▶ [Problem to work on]: Each line of the listing must be transcribed exactly, except for the images, which should be excluded.

▶ [Source records]:
....

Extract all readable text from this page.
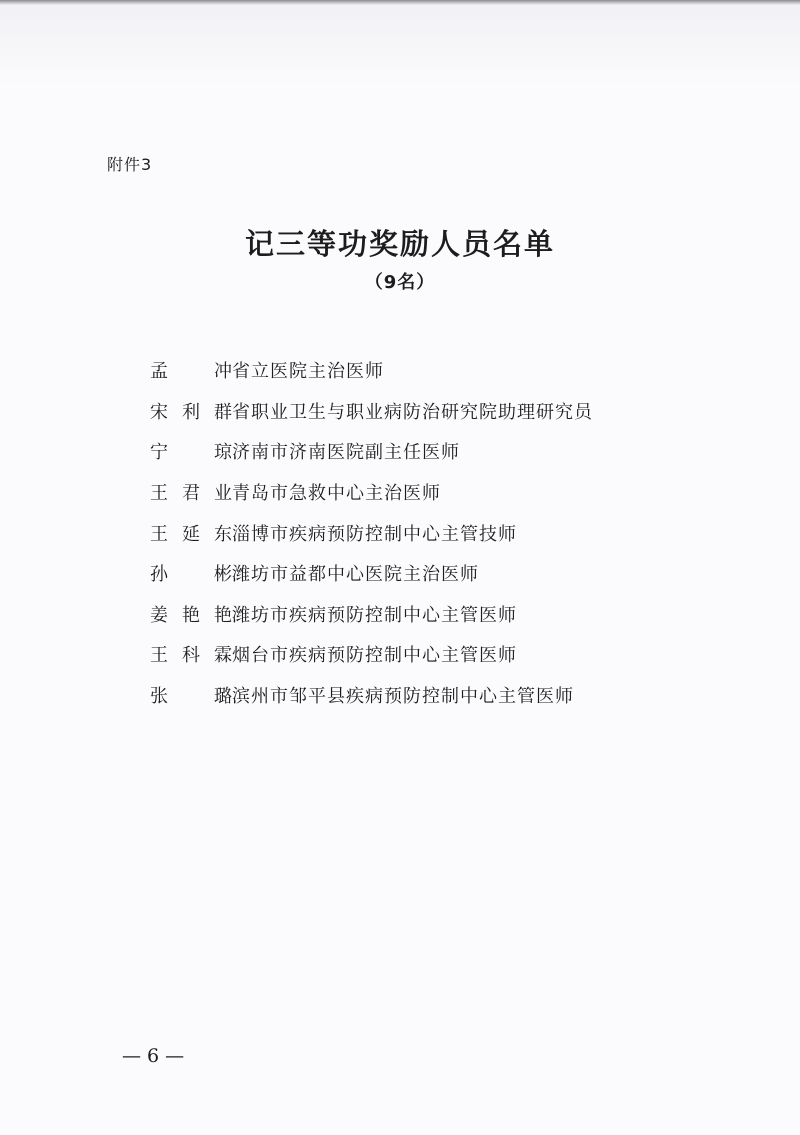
附件3
记三等功奖励人员名单
（9名）
孟冲 省立医院主治医师
宋利群 省职业卫生与职业病防治研究院助理研究员
宁琼 济南市济南医院副主任医师
王君业 青岛市急救中心主治医师
王延东 淄博市疾病预防控制中心主管技师
孙彬 潍坊市益都中心医院主治医师
姜艳艳 潍坊市疾病预防控制中心主管医师
王科霖 烟台市疾病预防控制中心主管医师
张璐 滨州市邹平县疾病预防控制中心主管医师
— 6 —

....

▶ [Exercise result]:
Extract all readable text from this page.
附件3
记三等功奖励人员名单
（9名）
孟冲 省立医院主治医师
宋利群 省职业卫生与职业病防治研究院助理研究员
宁琼 济南市济南医院副主任医师
王君业 青岛市急救中心主治医师
王延东 淄博市疾病预防控制中心主管技师
孙彬 潍坊市益都中心医院主治医师
姜艳艳 潍坊市疾病预防控制中心主管医师
王科霖 烟台市疾病预防控制中心主管医师
张璐 滨州市邹平县疾病预防控制中心主管医师
— 6 —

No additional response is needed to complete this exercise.